(Description of the task)
Below is a block of records; return all of them exactly, but without the images.
* Start Working data *
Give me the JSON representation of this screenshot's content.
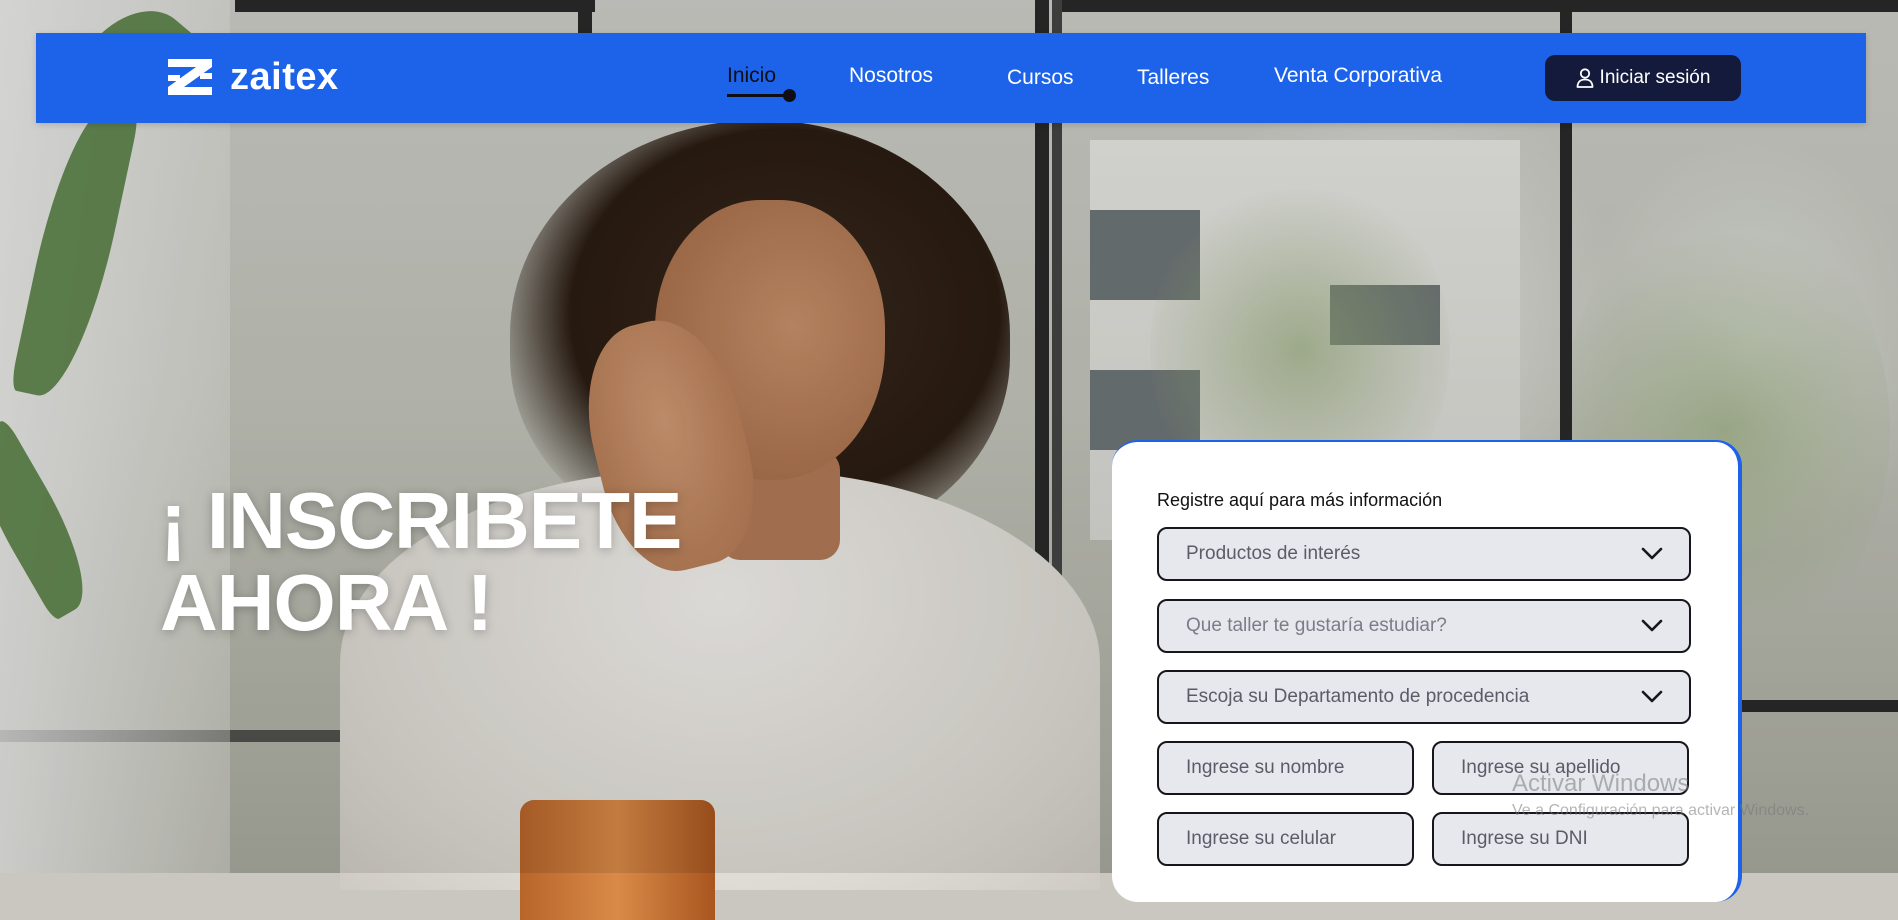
{
  "brand": {
    "name": "zaitex"
  },
  "nav": {
    "items": [
      {
        "label": "Inicio",
        "active": true
      },
      {
        "label": "Nosotros"
      },
      {
        "label": "Cursos"
      },
      {
        "label": "Talleres"
      },
      {
        "label": "Venta Corporativa"
      }
    ],
    "login_label": "Iniciar sesión"
  },
  "hero": {
    "line1": "¡ INSCRIBETE",
    "line2": "AHORA !"
  },
  "form": {
    "title": "Registre aquí para más información",
    "products_placeholder": "Productos de interés",
    "workshop_placeholder": "Que taller te gustaría estudiar?",
    "department_placeholder": "Escoja su Departamento de procedencia",
    "first_name_placeholder": "Ingrese su nombre",
    "last_name_placeholder": "Ingrese su apellido",
    "phone_placeholder": "Ingrese su celular",
    "dni_placeholder": "Ingrese su DNI"
  },
  "watermark": {
    "title": "Activar Windows",
    "subtitle": "Ve a Configuración para activar Windows."
  },
  "colors": {
    "nav_bg": "#1d63ea",
    "login_bg": "#141a3c",
    "field_bg": "#e7e8ee"
  },
  "icons": [
    "zaitex-logo-icon",
    "user-icon",
    "chevron-down-icon"
  ]
}
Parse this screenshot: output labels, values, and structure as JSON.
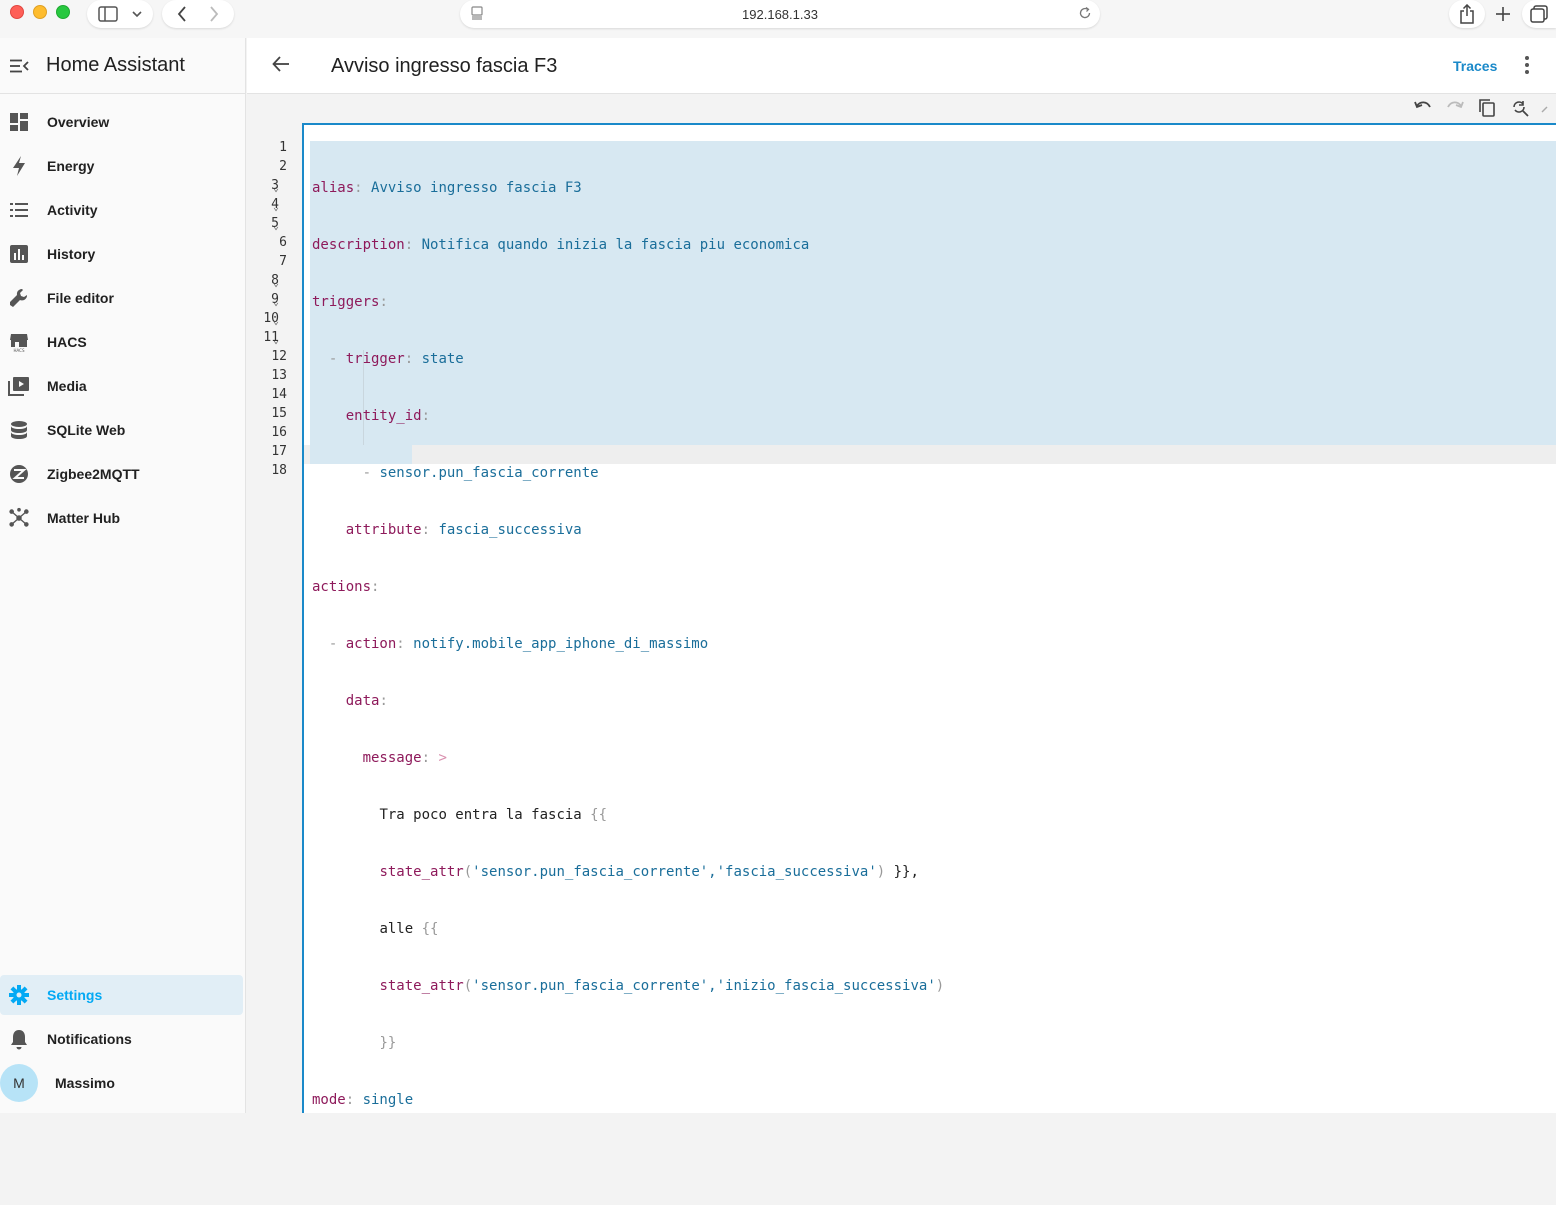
{
  "browser": {
    "url": "192.168.1.33"
  },
  "sidebar": {
    "title": "Home Assistant",
    "items": [
      {
        "label": "Overview",
        "icon": "dashboard-icon"
      },
      {
        "label": "Energy",
        "icon": "lightning-icon"
      },
      {
        "label": "Activity",
        "icon": "list-icon"
      },
      {
        "label": "History",
        "icon": "chart-icon"
      },
      {
        "label": "File editor",
        "icon": "wrench-icon"
      },
      {
        "label": "HACS",
        "icon": "hacs-icon"
      },
      {
        "label": "Media",
        "icon": "media-icon"
      },
      {
        "label": "SQLite Web",
        "icon": "database-icon"
      },
      {
        "label": "Zigbee2MQTT",
        "icon": "zigbee-icon"
      },
      {
        "label": "Matter Hub",
        "icon": "hub-icon"
      }
    ],
    "bottom": {
      "settings": "Settings",
      "notifications": "Notifications",
      "user": "Massimo",
      "user_initial": "M"
    }
  },
  "topbar": {
    "title": "Avviso ingresso fascia F3",
    "traces": "Traces"
  },
  "editor": {
    "line_numbers": [
      "1",
      "2",
      "3",
      "4",
      "5",
      "6",
      "7",
      "8",
      "9",
      "10",
      "11",
      "12",
      "13",
      "14",
      "15",
      "16",
      "17",
      "18"
    ],
    "fold_lines": [
      "3",
      "4",
      "5",
      "8",
      "9",
      "10",
      "11"
    ],
    "code": {
      "l1_key": "alias",
      "l1_val": "Avviso ingresso fascia F3",
      "l2_key": "description",
      "l2_val": "Notifica quando inizia la fascia piu economica",
      "l3_key": "triggers",
      "l4_key": "trigger",
      "l4_val": "state",
      "l5_key": "entity_id",
      "l6_val": "sensor.pun_fascia_corrente",
      "l7_key": "attribute",
      "l7_val": "fascia_successiva",
      "l8_key": "actions",
      "l9_key": "action",
      "l9_val": "notify.mobile_app_iphone_di_massimo",
      "l10_key": "data",
      "l11_key": "message",
      "l11_op": ">",
      "l12_text": "Tra poco entra la fascia ",
      "l12_brace": "{{",
      "l13_fn": "state_attr",
      "l13_args": "'sensor.pun_fascia_corrente','fascia_successiva'",
      "l13_end": "}},",
      "l14_text": "alle ",
      "l14_brace": "{{",
      "l15_fn": "state_attr",
      "l15_args": "'sensor.pun_fascia_corrente','inizio_fascia_successiva'",
      "l16_brace": "}}",
      "l17_key": "mode",
      "l17_val": "single"
    }
  }
}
* End Working data *
(Solution to the exercise)
Give me the JSON representation of this screenshot's content.
{
  "brand": {
    "name": "zaitex"
  },
  "nav": {
    "items": [
      {
        "label": "Inicio",
        "active": true
      },
      {
        "label": "Nosotros"
      },
      {
        "label": "Cursos"
      },
      {
        "label": "Talleres"
      },
      {
        "label": "Venta Corporativa"
      }
    ],
    "login_label": "Iniciar sesión"
  },
  "hero": {
    "line1": "¡ INSCRIBETE",
    "line2": "AHORA !"
  },
  "form": {
    "title": "Registre aquí para más información",
    "products_placeholder": "Productos de interés",
    "workshop_placeholder": "Que taller te gustaría estudiar?",
    "department_placeholder": "Escoja su Departamento de procedencia",
    "first_name_placeholder": "Ingrese su nombre",
    "last_name_placeholder": "Ingrese su apellido",
    "phone_placeholder": "Ingrese su celular",
    "dni_placeholder": "Ingrese su DNI"
  },
  "watermark": {
    "title": "Activar Windows",
    "subtitle": "Ve a Configuración para activar Windows."
  },
  "colors": {
    "nav_bg": "#1d63ea",
    "login_bg": "#141a3c",
    "field_bg": "#e7e8ee"
  },
  "icons": [
    "zaitex-logo-icon",
    "user-icon",
    "chevron-down-icon"
  ]
}
Parse this screenshot: output labels, values, and structure as JSON.
{
  "browser": {
    "url": "192.168.1.33"
  },
  "sidebar": {
    "title": "Home Assistant",
    "items": [
      {
        "label": "Overview",
        "icon": "dashboard-icon"
      },
      {
        "label": "Energy",
        "icon": "lightning-icon"
      },
      {
        "label": "Activity",
        "icon": "list-icon"
      },
      {
        "label": "History",
        "icon": "chart-icon"
      },
      {
        "label": "File editor",
        "icon": "wrench-icon"
      },
      {
        "label": "HACS",
        "icon": "hacs-icon"
      },
      {
        "label": "Media",
        "icon": "media-icon"
      },
      {
        "label": "SQLite Web",
        "icon": "database-icon"
      },
      {
        "label": "Zigbee2MQTT",
        "icon": "zigbee-icon"
      },
      {
        "label": "Matter Hub",
        "icon": "hub-icon"
      }
    ],
    "bottom": {
      "settings": "Settings",
      "notifications": "Notifications",
      "user": "Massimo",
      "user_initial": "M"
    }
  },
  "topbar": {
    "title": "Avviso ingresso fascia F3",
    "traces": "Traces"
  },
  "editor": {
    "line_numbers": [
      "1",
      "2",
      "3",
      "4",
      "5",
      "6",
      "7",
      "8",
      "9",
      "10",
      "11",
      "12",
      "13",
      "14",
      "15",
      "16",
      "17",
      "18"
    ],
    "fold_lines": [
      "3",
      "4",
      "5",
      "8",
      "9",
      "10",
      "11"
    ],
    "code": {
      "l1_key": "alias",
      "l1_val": "Avviso ingresso fascia F3",
      "l2_key": "description",
      "l2_val": "Notifica quando inizia la fascia piu economica",
      "l3_key": "triggers",
      "l4_key": "trigger",
      "l4_val": "state",
      "l5_key": "entity_id",
      "l6_val": "sensor.pun_fascia_corrente",
      "l7_key": "attribute",
      "l7_val": "fascia_successiva",
      "l8_key": "actions",
      "l9_key": "action",
      "l9_val": "notify.mobile_app_iphone_di_massimo",
      "l10_key": "data",
      "l11_key": "message",
      "l11_op": ">",
      "l12_text": "Tra poco entra la fascia ",
      "l12_brace": "{{",
      "l13_fn": "state_attr",
      "l13_args": "'sensor.pun_fascia_corrente','fascia_successiva'",
      "l13_end": "}},",
      "l14_text": "alle ",
      "l14_brace": "{{",
      "l15_fn": "state_attr",
      "l15_args": "'sensor.pun_fascia_corrente','inizio_fascia_successiva'",
      "l16_brace": "}}",
      "l17_key": "mode",
      "l17_val": "single"
    }
  }
}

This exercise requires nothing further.